• _YOUR GOAL_: Find every line below that contains the word "widget" and copy it out.

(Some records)

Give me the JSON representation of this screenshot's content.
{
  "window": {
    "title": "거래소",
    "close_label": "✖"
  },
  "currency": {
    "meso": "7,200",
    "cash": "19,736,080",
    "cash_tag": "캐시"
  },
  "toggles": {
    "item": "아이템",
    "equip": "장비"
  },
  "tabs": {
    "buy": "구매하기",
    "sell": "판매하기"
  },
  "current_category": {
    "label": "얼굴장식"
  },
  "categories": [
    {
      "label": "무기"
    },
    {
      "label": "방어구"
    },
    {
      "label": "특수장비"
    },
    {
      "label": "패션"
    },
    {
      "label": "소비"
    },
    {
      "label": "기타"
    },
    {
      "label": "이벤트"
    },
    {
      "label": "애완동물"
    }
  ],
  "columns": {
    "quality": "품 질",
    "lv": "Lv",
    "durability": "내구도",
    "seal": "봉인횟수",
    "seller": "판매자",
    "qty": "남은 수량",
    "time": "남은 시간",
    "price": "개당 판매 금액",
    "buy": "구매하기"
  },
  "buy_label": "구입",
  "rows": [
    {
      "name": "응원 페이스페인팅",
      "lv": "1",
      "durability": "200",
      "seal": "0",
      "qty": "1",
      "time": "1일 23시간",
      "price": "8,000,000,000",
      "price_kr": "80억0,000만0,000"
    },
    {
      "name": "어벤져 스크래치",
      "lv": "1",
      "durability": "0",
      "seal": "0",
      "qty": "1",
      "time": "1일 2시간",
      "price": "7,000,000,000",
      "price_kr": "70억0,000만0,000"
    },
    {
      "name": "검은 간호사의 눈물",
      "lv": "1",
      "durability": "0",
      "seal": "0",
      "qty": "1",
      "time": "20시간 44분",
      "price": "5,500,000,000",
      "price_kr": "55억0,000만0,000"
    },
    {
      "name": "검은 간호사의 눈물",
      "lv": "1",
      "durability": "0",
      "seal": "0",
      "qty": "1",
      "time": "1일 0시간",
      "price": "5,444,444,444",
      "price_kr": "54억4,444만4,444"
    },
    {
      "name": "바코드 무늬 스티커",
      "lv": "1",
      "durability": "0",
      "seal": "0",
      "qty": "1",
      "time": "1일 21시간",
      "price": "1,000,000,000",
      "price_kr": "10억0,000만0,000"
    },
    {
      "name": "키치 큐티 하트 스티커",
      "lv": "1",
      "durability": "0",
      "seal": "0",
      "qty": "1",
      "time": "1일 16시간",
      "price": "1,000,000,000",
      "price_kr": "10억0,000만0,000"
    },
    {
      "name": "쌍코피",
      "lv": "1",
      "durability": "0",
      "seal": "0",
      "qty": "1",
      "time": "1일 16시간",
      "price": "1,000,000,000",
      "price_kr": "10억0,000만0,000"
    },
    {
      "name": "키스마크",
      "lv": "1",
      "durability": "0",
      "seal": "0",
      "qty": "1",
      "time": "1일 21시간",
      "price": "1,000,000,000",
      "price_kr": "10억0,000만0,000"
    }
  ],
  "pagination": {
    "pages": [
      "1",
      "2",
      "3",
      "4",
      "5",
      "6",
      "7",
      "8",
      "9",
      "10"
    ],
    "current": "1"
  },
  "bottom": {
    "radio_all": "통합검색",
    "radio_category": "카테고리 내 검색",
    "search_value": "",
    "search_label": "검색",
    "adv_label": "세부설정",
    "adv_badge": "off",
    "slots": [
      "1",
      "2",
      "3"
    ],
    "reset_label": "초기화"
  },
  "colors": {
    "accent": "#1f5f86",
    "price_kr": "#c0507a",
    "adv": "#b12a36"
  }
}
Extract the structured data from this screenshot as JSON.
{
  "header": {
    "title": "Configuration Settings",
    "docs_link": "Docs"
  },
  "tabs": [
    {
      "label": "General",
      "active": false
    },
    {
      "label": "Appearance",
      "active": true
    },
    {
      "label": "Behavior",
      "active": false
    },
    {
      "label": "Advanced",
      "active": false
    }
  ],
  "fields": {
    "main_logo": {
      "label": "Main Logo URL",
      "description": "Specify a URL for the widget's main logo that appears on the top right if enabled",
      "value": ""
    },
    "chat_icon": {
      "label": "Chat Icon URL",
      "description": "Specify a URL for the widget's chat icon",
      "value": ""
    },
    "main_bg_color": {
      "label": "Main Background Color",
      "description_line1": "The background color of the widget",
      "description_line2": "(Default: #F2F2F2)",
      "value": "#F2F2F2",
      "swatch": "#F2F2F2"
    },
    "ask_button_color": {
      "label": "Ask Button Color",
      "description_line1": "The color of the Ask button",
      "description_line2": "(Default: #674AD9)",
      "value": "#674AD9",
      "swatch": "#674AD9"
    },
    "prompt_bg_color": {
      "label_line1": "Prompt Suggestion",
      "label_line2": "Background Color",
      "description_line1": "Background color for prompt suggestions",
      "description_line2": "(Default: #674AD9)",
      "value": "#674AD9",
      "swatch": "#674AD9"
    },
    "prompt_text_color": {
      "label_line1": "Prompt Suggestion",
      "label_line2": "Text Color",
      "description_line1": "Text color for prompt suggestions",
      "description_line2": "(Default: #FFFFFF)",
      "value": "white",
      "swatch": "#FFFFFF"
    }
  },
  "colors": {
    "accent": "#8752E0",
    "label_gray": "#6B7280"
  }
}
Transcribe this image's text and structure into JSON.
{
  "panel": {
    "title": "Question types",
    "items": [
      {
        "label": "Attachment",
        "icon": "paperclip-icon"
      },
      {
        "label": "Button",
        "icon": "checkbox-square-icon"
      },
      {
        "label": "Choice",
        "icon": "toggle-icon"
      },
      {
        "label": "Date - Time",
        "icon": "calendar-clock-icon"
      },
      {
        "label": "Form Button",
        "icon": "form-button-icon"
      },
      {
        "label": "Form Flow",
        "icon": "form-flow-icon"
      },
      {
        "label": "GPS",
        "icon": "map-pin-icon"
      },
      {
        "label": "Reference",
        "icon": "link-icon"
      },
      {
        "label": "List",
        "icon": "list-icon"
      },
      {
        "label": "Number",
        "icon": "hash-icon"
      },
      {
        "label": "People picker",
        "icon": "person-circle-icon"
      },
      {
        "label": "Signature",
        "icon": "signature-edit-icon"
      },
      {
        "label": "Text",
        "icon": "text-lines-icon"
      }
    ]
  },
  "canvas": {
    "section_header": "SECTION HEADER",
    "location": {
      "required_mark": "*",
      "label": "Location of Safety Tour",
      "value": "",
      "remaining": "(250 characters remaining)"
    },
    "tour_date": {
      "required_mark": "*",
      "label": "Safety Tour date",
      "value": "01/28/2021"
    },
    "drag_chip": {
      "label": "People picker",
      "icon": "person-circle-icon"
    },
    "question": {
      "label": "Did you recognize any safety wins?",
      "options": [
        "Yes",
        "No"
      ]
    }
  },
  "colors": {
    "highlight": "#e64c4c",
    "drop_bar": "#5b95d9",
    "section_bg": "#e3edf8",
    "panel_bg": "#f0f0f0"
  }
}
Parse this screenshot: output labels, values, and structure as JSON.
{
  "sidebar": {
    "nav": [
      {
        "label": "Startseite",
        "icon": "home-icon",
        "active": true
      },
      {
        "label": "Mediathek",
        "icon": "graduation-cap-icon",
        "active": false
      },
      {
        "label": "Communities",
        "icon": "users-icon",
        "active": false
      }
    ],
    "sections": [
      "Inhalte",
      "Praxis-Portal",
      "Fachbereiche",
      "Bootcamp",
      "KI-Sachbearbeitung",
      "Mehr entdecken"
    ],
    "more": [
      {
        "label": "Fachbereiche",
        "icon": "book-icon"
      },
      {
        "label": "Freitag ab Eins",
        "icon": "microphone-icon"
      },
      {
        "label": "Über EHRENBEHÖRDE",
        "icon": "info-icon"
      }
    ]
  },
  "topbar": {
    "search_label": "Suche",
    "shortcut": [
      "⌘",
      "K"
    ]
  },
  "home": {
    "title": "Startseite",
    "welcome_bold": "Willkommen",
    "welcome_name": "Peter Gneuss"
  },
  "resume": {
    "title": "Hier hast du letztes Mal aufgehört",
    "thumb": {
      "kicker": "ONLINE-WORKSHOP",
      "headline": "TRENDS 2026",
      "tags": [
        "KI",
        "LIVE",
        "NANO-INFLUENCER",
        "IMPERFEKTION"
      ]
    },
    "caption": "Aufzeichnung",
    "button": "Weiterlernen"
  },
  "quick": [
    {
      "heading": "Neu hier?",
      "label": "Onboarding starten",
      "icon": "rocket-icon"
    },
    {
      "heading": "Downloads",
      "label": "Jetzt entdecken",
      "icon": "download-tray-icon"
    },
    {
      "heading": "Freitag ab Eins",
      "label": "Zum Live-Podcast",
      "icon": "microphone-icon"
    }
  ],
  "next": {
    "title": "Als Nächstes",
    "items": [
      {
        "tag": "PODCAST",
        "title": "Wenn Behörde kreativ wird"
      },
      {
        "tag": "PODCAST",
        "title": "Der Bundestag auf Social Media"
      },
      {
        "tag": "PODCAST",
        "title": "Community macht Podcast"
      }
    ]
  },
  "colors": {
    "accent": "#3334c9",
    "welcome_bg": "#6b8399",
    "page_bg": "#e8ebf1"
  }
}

• _EXERCISE RESPONSE_:
      "description": "Specify a URL for the widget's main logo that appears on the top right if enabled",
      "description": "Specify a URL for the widget's chat icon",
      "description_line1": "The background color of the widget",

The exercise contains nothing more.